[WORK REQUEST]
Below are some records; copy each line in them that contains "Langerin".

[Figure record extracts]
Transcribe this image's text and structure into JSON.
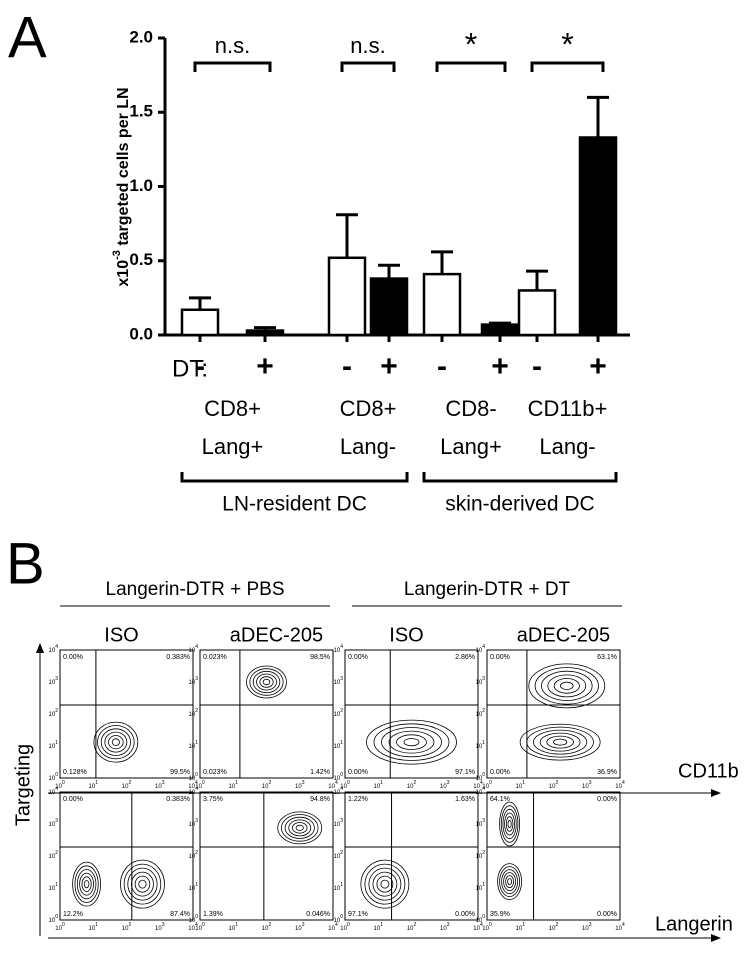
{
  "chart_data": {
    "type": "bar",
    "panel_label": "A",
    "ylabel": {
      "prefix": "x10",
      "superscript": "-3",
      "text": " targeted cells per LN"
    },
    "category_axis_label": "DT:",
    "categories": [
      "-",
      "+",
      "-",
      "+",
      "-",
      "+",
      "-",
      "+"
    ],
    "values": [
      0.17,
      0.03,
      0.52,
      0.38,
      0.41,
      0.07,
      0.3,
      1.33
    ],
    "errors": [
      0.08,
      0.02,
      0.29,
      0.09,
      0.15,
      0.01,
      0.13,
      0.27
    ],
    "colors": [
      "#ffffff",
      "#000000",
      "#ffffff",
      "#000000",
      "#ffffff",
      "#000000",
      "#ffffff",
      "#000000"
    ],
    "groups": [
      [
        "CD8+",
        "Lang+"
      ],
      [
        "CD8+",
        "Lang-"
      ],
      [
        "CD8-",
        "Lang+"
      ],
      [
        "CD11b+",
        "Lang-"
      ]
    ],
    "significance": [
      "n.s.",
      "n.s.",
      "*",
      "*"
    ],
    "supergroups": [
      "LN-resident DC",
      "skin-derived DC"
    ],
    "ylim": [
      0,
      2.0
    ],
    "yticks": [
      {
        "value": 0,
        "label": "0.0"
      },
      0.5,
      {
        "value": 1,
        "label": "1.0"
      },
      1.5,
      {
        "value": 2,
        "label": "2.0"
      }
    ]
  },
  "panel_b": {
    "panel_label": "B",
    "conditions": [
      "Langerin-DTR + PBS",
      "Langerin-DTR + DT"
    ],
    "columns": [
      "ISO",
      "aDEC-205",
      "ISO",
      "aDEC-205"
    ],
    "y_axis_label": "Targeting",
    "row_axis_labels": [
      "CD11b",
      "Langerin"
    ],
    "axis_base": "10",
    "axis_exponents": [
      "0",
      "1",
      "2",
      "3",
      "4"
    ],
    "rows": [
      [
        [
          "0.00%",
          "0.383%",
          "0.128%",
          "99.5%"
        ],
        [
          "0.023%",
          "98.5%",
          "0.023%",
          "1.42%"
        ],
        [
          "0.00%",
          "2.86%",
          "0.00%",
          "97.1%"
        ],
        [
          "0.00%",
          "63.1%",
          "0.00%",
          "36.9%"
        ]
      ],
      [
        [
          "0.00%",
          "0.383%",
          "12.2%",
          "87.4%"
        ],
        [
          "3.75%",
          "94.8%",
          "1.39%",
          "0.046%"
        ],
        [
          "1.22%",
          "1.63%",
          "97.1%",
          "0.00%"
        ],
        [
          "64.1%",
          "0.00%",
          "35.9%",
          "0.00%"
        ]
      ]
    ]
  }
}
...
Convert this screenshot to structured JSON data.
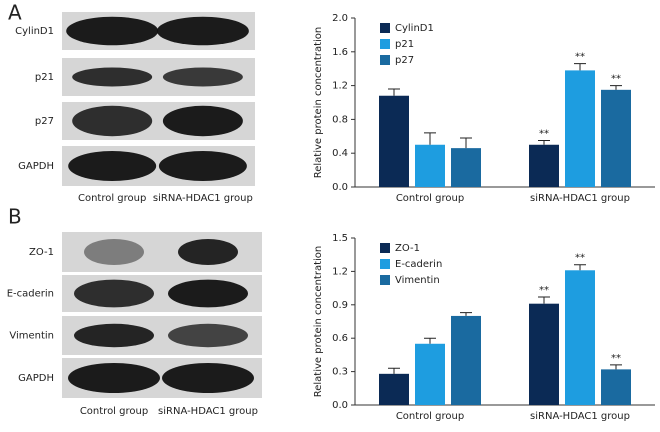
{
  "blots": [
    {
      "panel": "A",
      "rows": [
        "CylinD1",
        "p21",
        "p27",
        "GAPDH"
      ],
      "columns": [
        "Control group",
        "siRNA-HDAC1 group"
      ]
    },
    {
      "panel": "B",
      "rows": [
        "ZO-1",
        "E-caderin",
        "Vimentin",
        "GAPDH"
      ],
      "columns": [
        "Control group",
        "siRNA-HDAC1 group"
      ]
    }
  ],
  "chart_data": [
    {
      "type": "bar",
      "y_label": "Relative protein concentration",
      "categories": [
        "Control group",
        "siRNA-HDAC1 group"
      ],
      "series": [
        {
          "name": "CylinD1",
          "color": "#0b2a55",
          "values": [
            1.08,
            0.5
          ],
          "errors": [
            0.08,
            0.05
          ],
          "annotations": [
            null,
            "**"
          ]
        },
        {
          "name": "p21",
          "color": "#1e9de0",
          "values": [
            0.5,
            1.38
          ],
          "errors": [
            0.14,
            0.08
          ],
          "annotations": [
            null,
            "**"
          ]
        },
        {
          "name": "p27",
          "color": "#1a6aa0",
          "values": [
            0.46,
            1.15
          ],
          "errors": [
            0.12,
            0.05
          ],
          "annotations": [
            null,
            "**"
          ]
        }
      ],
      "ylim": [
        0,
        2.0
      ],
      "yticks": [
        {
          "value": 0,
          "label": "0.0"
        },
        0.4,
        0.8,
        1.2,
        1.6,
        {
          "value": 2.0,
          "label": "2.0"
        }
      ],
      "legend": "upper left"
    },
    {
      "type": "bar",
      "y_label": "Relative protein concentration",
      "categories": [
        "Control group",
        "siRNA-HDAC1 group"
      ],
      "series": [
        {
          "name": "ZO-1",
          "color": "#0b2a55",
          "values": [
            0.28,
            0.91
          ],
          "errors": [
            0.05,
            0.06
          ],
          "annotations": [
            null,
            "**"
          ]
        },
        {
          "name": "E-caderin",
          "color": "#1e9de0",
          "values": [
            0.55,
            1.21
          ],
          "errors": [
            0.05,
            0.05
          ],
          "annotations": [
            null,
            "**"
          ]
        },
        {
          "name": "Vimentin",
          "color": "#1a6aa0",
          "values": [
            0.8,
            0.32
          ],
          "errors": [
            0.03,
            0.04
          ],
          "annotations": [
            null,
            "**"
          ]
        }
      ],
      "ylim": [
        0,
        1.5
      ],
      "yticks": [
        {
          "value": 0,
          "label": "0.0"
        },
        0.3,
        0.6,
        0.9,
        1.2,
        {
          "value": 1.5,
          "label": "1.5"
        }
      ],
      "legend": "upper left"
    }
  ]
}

[RESPONSE]
      "Langerin-DTR + PBS",
      "Langerin-DTR + DT"
      "Langerin"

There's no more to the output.